Task statement — Find the string "nikkei" and gather every line that holds it.

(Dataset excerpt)
_____

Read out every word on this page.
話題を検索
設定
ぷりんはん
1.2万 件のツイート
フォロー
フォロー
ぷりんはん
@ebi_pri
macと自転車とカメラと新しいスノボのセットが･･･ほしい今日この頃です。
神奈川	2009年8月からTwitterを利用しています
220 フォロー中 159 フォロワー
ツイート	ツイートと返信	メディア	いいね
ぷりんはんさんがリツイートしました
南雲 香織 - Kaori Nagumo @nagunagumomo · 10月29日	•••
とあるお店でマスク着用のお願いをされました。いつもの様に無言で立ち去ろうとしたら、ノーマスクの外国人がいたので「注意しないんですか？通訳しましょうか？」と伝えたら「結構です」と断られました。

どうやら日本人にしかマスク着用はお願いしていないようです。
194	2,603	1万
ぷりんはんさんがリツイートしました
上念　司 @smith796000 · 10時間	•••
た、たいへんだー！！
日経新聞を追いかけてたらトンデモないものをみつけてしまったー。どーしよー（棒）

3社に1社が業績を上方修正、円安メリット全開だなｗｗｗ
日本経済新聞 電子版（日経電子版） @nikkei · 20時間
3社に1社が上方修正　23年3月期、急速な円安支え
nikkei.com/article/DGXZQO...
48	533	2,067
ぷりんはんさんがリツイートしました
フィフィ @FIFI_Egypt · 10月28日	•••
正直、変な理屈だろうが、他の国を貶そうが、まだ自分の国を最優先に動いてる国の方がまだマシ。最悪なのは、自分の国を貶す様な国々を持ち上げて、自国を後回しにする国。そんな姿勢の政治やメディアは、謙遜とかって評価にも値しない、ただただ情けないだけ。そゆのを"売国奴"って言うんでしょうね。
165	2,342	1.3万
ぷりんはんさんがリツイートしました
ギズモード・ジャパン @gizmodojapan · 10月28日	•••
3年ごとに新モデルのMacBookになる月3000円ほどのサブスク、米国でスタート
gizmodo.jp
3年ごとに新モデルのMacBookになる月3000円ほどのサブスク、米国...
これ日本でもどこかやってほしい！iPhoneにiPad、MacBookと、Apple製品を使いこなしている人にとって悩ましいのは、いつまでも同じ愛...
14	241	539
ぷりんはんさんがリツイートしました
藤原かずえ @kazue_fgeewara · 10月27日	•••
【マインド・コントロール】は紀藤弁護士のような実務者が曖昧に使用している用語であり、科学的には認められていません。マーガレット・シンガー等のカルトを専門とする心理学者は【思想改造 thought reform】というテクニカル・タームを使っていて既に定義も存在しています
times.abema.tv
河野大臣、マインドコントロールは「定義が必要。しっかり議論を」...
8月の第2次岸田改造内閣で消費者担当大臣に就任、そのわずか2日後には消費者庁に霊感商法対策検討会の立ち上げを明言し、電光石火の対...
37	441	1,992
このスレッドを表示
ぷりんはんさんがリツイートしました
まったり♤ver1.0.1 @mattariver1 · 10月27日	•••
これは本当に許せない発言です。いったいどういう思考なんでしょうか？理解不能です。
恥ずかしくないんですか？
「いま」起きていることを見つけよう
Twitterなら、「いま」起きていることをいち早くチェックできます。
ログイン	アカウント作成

_____

Expected answer —
日本経済新聞 電子版（日経電子版） @nikkei · 20時間
nikkei.com/article/DGXZQO...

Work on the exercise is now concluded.